◆ TASK TO COMPLETE:
Report how many lines contain "icon". The answer is a single number.

◆ SUPPLIED DATA:
______
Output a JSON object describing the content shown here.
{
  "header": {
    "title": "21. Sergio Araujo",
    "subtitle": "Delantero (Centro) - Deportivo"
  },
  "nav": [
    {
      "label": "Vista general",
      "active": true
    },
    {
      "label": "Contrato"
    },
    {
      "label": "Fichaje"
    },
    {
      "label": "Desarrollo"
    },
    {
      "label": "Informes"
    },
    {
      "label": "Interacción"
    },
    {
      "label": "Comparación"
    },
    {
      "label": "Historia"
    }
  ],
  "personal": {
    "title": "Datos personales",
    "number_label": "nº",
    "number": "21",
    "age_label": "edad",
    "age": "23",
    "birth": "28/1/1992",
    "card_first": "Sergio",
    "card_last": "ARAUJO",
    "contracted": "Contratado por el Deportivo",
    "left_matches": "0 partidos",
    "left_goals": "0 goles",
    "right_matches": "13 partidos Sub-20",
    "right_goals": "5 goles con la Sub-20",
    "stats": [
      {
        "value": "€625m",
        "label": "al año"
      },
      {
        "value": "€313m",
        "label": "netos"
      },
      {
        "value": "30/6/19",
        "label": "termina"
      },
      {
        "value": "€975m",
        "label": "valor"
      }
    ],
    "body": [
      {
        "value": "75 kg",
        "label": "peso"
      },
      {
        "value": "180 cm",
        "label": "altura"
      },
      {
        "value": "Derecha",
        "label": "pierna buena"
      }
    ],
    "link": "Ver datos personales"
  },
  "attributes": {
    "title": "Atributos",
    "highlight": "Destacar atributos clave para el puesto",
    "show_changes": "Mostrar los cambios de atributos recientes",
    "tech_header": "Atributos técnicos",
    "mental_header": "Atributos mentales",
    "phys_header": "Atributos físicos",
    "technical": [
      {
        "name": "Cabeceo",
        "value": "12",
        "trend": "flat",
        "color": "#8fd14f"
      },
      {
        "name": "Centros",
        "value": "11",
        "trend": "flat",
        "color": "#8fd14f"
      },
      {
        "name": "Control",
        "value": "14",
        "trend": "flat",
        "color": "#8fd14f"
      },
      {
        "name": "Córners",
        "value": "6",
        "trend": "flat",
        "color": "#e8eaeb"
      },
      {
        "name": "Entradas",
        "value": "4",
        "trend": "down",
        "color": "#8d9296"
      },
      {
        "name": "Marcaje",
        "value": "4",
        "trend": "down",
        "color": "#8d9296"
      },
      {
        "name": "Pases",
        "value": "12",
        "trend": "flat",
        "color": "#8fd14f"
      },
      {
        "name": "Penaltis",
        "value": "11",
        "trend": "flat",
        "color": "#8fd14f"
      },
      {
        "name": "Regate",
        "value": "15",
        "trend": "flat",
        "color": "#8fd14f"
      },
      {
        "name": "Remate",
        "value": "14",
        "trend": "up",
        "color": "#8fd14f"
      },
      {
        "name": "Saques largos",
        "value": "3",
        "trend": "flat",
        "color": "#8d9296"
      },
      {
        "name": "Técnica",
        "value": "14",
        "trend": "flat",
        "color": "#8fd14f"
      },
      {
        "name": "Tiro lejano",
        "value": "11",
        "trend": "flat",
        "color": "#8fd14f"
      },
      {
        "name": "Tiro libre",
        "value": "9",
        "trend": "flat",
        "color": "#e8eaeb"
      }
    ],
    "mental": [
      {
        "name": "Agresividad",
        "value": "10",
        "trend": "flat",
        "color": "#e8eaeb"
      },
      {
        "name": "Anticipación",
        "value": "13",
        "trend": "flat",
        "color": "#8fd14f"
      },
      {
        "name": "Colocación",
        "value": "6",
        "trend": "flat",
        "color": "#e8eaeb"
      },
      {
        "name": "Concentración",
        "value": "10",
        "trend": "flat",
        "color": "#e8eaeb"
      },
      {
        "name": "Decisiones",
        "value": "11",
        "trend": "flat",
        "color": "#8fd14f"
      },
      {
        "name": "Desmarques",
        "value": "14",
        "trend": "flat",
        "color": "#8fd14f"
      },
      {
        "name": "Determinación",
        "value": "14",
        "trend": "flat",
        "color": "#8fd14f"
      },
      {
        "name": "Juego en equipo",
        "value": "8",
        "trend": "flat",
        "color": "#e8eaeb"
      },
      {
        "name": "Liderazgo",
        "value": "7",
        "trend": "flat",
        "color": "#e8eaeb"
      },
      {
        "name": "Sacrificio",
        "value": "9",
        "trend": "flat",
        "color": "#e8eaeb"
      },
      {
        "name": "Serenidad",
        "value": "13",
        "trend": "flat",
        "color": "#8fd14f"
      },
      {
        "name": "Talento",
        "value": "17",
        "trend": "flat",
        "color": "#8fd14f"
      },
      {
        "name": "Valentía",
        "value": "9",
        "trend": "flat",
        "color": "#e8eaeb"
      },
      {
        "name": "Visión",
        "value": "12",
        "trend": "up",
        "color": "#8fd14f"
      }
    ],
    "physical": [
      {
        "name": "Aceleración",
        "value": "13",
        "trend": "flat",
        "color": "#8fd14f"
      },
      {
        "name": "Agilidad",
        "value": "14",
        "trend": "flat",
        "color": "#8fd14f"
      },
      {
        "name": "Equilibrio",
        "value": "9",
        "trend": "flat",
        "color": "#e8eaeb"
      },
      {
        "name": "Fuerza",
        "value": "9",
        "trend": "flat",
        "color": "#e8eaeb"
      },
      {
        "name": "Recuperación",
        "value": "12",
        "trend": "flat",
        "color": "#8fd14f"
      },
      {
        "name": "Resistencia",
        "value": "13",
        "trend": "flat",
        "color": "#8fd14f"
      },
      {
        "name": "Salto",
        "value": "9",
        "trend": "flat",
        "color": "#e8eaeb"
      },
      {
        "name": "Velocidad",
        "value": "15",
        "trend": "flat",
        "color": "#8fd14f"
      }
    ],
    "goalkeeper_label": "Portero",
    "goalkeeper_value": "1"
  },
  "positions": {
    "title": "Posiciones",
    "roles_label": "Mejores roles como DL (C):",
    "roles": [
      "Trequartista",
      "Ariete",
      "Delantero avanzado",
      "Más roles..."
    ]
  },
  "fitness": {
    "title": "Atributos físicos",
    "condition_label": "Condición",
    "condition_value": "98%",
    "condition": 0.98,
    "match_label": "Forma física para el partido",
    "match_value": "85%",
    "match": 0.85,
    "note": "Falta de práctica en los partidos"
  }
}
______
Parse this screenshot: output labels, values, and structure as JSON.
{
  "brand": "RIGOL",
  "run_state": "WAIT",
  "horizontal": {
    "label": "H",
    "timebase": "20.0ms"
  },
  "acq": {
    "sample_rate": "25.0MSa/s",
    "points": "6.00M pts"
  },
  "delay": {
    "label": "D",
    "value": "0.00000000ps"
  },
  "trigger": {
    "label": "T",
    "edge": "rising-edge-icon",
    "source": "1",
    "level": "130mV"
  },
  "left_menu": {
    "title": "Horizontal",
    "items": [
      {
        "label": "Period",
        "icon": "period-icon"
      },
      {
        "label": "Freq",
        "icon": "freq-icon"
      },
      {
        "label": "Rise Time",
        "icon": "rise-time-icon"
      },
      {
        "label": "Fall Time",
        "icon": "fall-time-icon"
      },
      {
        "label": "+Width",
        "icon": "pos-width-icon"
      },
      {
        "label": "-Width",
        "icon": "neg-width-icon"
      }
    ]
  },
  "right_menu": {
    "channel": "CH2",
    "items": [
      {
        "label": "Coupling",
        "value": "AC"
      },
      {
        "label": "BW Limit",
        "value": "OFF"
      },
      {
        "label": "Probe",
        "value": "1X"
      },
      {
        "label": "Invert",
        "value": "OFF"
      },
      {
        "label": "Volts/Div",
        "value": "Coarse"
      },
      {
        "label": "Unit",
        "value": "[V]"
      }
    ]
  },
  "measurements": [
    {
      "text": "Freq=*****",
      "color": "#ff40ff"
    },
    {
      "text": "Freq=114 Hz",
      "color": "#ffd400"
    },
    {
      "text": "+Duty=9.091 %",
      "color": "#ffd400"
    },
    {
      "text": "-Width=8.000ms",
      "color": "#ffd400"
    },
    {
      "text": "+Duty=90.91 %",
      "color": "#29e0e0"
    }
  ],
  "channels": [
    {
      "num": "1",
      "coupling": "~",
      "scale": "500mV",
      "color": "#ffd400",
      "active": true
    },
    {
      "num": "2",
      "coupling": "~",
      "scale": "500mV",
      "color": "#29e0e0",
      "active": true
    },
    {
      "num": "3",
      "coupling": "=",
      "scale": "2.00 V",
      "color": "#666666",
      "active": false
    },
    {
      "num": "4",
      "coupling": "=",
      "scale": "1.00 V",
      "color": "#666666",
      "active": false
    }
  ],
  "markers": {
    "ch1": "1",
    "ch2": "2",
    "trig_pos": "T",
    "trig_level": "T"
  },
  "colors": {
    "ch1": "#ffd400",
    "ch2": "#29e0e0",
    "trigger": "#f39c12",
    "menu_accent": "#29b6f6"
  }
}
______
◆ WORKED SOLUTION:
7